* begin Data shown *

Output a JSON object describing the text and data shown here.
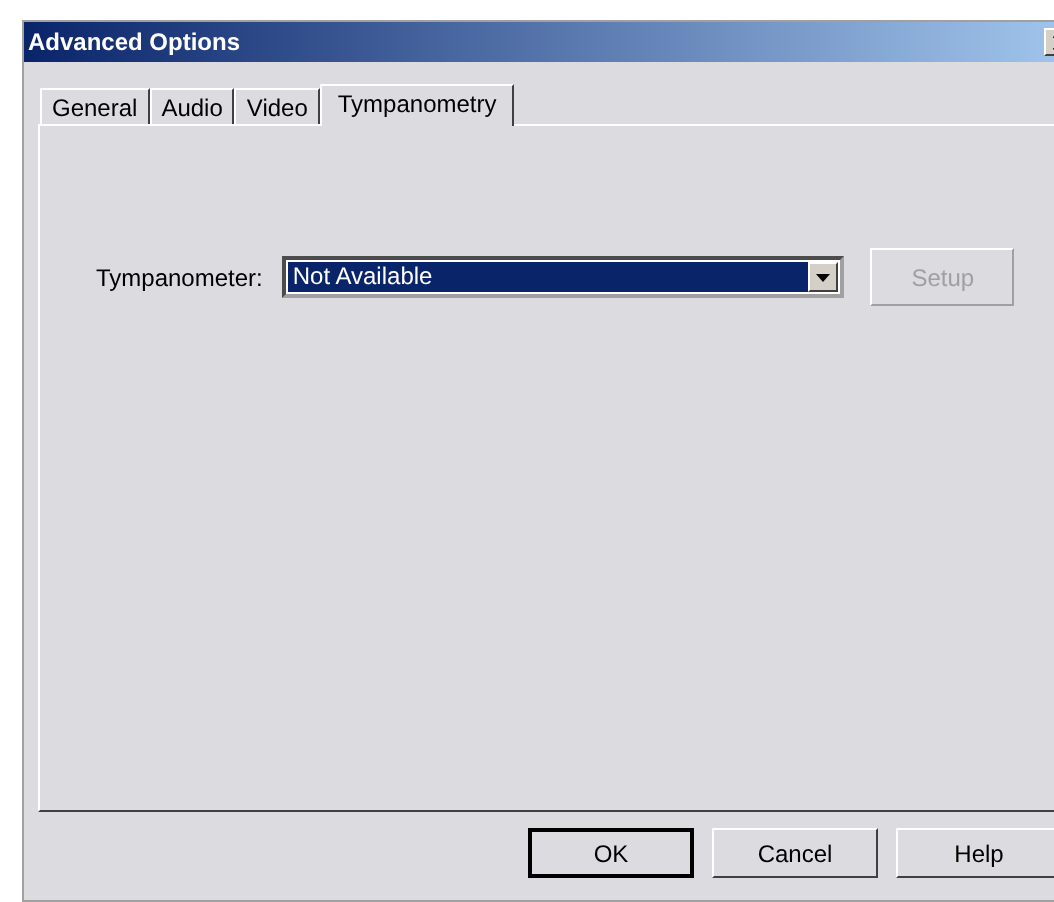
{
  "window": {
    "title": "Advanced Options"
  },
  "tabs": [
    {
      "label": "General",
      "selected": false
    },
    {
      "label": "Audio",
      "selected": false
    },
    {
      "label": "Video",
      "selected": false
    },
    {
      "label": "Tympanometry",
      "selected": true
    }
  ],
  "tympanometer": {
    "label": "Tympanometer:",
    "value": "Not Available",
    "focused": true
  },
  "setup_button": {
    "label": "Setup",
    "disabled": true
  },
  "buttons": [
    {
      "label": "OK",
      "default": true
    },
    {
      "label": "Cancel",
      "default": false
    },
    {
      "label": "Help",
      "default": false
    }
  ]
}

* end Data shown *
* begin Data shown *

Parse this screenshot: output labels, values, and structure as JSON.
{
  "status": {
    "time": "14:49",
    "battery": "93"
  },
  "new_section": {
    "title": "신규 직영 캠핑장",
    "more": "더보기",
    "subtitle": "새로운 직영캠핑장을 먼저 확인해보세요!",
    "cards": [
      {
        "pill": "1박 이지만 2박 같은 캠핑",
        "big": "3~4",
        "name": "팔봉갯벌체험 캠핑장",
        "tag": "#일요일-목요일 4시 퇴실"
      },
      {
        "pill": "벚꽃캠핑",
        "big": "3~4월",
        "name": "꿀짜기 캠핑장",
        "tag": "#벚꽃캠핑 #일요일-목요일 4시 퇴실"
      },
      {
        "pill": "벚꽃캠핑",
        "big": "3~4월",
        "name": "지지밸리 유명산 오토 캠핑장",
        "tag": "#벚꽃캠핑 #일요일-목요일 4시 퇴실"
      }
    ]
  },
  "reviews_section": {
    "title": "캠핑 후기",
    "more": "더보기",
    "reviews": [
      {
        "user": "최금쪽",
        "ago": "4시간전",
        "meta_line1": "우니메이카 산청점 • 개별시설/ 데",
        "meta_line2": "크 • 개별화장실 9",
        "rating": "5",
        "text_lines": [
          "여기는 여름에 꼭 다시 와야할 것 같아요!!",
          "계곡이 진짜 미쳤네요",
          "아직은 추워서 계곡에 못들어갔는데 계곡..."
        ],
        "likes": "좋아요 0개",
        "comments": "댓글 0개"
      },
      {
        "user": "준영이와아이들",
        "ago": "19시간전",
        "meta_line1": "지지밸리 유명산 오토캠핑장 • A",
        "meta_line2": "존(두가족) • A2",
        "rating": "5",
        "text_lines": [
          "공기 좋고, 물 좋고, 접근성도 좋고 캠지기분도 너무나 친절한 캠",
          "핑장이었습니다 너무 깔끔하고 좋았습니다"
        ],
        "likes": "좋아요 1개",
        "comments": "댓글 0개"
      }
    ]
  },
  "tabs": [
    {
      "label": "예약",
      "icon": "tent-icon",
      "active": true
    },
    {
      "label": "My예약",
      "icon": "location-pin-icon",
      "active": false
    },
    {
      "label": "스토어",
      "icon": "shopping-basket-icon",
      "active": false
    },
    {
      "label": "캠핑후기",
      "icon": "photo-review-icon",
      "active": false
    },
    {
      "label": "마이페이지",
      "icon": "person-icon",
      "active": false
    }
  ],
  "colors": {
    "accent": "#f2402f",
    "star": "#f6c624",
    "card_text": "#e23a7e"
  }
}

* end Data shown *

**Exercise**:
Write only the number of lines that include "JSON".

**Complete output**:
2